Selected extract:
───

Kiba Kurokage |
Hello!
I had this come up recently in a game I'm running, and wanted to get some external assistance since I can't find a good answer for it via Google. Thank you in advance for your help!
So the question currently, is Casting targeted spells on things that you don't know are applicable targets. For example given, Magic missile has "1-5 Target creatures" which means you can't use it on weapons the enemy is holding, doors, the bad guy's orb of ultimate power etc. But how does this interact with say an illusion of a dragon? It technically isn't a creature, and thus, isn't a viable target for the spell to be cast, even if the caster thinks it is. And on the opposite side of the coin, if you have the wizard checking a suspicious chest to see if it's a mimic by casting magic missile on it. If it IS a mimic, it's a valid target for the spell, even if he doesn't KNOW it's a valid target. And if it's not a valid target, what happens? The spell just doesn't cast? The spell is used but fizzles?
Originally, this came up a while back because a player wanted to use 'permanent' deathwatch via the deathwatch glasses item to negate stealth checks and invisibility, since "Using the powers of necromancy, you can determine the condition of creatures near death within the spell’s range. You instantly know whether each creature within the area is dead, fragile (alive and wounded, with 3 or fewer hit points left), fighting off death (alive with 4 or more hit points), healthy, undead, or neither alive nor dead (such as a construct). Deathwatch sees through any spell or ability that allows creatures to feign death." So they were saying that if it's a construct object pretending to be a statue, without making any checks they should automatically know it's a creature and what HP it is at. I ruled at the time that you have to perceive the statue or mimic as a creature with perception, it making some type of action, or otherwise drawing your attention before deathwatch would work on it. And now it's come up again in the example of the caster wanting to check if things are a viable target by casting the spell in advance of actually knowing.

───

Spatial annotation records
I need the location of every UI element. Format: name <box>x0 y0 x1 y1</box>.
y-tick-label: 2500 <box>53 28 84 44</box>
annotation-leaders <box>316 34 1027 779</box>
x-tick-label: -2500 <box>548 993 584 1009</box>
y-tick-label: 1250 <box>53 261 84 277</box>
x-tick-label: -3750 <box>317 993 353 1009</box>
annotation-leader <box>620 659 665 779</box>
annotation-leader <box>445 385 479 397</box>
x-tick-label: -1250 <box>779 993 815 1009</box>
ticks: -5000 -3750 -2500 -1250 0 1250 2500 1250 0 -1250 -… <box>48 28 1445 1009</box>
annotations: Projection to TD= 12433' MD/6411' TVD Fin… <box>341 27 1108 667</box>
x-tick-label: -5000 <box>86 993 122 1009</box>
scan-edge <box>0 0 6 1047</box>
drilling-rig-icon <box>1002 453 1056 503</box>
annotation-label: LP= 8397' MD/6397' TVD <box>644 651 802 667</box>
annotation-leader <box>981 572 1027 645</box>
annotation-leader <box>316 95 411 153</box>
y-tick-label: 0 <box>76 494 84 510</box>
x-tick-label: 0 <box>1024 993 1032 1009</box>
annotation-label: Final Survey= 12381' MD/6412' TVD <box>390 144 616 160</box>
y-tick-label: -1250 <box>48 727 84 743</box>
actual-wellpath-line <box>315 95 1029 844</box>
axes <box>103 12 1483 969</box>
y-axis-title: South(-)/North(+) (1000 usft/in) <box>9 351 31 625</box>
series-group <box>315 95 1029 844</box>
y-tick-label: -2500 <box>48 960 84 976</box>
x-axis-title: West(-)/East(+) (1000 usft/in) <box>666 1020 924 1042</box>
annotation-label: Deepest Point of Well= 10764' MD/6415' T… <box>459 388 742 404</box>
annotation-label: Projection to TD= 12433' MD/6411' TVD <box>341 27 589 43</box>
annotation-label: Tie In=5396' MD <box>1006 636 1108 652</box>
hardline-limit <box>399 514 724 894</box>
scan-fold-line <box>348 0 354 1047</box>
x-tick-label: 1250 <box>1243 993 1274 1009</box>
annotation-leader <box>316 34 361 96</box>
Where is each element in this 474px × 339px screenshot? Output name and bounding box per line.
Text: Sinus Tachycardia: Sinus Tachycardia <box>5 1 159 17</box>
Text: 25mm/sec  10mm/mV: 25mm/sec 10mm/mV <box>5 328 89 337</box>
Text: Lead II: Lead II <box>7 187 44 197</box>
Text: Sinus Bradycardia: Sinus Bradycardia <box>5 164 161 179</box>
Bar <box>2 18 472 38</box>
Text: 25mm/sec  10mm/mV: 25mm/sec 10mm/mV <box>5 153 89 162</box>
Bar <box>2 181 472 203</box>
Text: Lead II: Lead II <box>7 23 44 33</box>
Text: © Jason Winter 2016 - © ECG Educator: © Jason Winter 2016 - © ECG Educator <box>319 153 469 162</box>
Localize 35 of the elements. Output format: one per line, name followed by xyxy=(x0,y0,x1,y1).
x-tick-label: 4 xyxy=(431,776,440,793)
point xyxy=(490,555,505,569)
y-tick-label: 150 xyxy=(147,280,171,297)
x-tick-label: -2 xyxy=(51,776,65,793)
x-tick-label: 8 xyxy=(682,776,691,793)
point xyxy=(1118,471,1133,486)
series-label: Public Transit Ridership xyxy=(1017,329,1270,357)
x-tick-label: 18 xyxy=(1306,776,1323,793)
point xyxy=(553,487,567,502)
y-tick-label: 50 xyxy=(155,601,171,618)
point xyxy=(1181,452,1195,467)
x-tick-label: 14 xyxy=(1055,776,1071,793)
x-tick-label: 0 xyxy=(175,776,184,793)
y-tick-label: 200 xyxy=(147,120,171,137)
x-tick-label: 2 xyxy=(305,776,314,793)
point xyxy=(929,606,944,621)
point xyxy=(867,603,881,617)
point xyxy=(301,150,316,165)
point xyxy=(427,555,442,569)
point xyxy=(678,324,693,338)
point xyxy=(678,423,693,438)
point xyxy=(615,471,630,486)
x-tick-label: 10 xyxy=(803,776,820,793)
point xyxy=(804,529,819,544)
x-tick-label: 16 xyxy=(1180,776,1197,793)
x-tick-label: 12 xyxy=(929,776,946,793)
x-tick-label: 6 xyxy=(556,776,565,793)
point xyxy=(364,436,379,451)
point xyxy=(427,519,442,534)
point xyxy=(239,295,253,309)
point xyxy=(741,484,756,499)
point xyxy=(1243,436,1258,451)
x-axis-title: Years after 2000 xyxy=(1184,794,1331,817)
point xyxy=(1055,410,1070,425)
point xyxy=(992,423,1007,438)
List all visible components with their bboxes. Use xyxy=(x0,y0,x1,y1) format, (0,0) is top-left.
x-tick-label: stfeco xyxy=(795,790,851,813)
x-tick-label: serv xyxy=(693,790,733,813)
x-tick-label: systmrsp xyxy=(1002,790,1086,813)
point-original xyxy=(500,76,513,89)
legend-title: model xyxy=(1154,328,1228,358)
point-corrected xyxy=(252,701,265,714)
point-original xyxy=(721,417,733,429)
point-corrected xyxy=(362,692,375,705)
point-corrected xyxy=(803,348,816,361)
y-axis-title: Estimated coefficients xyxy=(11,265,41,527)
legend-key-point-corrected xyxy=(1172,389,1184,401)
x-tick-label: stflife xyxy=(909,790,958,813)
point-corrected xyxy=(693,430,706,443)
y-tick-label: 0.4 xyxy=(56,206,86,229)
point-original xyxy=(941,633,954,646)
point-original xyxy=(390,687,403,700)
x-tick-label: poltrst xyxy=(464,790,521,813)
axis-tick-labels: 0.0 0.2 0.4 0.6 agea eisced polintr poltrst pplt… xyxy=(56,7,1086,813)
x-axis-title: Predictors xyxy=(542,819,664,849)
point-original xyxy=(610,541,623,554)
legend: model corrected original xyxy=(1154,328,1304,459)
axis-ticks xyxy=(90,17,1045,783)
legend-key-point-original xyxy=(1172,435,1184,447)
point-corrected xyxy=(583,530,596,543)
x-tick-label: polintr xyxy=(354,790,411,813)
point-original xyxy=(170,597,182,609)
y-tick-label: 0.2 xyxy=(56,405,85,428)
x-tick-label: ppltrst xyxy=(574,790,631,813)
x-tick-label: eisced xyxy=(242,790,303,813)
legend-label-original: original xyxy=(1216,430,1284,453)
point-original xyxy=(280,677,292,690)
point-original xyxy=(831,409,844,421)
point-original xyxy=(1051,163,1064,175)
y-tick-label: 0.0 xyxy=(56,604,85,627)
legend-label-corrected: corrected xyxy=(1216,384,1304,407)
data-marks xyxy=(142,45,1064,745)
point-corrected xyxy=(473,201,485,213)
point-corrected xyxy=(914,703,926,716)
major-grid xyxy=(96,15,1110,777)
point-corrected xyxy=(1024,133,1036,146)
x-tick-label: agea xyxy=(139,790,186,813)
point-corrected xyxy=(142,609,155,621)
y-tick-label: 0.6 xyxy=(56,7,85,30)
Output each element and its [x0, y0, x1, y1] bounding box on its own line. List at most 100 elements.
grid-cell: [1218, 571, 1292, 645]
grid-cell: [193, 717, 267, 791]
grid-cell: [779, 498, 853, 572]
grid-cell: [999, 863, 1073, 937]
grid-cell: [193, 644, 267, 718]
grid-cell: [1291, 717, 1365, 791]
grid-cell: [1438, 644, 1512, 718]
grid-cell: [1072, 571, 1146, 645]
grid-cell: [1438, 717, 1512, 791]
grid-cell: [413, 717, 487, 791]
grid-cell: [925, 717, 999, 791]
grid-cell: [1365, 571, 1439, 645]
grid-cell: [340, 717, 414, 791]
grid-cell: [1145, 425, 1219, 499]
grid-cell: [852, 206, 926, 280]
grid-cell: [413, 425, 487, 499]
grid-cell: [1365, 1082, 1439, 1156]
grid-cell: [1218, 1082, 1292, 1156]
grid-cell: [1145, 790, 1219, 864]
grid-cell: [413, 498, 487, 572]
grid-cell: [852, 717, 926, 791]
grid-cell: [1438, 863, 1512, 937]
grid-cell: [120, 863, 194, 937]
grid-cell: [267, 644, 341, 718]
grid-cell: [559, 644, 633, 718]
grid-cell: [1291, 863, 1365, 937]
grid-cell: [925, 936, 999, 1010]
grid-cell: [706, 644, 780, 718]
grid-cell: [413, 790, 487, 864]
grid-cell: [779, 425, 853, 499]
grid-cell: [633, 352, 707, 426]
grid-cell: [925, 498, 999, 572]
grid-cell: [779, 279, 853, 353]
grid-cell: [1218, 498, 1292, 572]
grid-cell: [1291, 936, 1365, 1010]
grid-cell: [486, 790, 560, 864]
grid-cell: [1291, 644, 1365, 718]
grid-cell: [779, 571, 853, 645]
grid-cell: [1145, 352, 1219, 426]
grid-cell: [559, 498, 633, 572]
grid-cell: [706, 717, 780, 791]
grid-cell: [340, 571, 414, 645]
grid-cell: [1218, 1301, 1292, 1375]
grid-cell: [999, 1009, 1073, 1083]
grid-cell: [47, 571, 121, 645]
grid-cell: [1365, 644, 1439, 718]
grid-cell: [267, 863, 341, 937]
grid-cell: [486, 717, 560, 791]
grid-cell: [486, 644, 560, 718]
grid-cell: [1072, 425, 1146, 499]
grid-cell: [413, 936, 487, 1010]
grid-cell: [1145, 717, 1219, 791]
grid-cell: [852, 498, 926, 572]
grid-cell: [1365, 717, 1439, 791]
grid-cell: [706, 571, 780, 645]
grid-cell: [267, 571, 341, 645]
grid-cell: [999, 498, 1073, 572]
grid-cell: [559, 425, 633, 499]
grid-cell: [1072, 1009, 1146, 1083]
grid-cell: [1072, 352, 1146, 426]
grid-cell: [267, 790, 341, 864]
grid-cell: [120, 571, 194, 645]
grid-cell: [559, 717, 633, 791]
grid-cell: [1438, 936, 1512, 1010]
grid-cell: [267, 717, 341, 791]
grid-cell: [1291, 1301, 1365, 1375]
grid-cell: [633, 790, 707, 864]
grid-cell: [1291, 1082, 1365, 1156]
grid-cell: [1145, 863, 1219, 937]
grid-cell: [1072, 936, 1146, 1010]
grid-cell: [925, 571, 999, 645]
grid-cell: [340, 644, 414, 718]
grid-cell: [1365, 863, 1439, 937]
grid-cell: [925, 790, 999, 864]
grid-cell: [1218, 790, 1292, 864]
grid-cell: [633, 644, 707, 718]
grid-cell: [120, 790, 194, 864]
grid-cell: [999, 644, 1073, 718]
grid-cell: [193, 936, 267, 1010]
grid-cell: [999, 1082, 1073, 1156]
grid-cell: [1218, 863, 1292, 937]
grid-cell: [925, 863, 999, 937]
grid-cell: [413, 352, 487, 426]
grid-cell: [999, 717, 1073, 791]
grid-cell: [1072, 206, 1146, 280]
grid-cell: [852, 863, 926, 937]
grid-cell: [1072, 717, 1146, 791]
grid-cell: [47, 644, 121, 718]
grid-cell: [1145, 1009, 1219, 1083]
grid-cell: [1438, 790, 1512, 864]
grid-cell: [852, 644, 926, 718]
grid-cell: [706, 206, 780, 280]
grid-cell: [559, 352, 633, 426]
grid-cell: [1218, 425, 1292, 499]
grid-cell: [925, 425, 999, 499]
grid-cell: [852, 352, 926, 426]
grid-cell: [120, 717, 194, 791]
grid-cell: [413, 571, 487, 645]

───

Goal of the exercise: Pick up the forum post on casting targeted spells at uncertain targets and continue it from its final sentence.

Task response:
So by that logic still, magic missile shouldn't be able to be cast on a mimic before you KNOW it's a mimic? And on that same idea, illusions or other things that may or may not be a legal target? I guess it boils down to is spell casting targeting based on what things actually are and not perception, or perception, regardless of what the reality is?

Azothath |
simple really
If a caster has failed to notice (or failed the save) for an illusion he casts and expends the spell believing it has had the expected effect.
Some illusions are static and need a caster to adjust it on their turn to realistically reflect the effects of attacks on the illusion. It is a dynamic flow. Phantasms will naturally reflect that damage as the target creates/expects that to happen.
and to be clear, an illusion is a spell effect and not an object in many cases. It may trick the target into thinking it is targateable etc but that is an intentional part of the illusion's spell effect.
A caster CAN target a glass potion vial with Magic Missile:K1 - it just won't do any damage to the object. (this was a *thing* in previous editions where PCs would MagMssl locks and break them rather than Pick the Lock thus some conditions were added to the spell in later editions).
Generally if a PC wants to do something that will clearly fail, as a GM you can offer a verbal caution and ask what they expect to happen (try to uncover the misconception). If the player insists then you can let them proceed to act with no overall effect. It is better than having a rules discussion mid-game. Then later you can discuss it and work things out. Explain how you see RAW. Ask them how they interpret it.

Kiba Kurokage |
simple really
If a caster has failed to notice (or failed the save) for an illusion he casts and expends the spell believing it has had the expected effect.
Some illusions are static and need a caster to adjust it on their turn to realistically reflect the effects of attacks on the illusion. It is a dynamic flow. Phantasms will naturally reflect that damage as the target creates/expects that to happen.
That's good to know for the case of illusions, but what about the main example presented? A construct creature like say a graven guardian looking like a statue. Can you magic missile it before you know it's a construct creature? I don't think Illusion school rules wouldn't naturally apply to the main question of Casting a creature targeted spell on something that you don't know yet is actually a creature.
But as said, the info you provided does answer the part of it asking about illusory critters, so thank you kindly!

Ryze Kuja |

Illusion
Illusion spells deceive the senses or minds of others. They cause people to see things that are not there, not see things that are there, hear phantom noises, or remember things that never happened.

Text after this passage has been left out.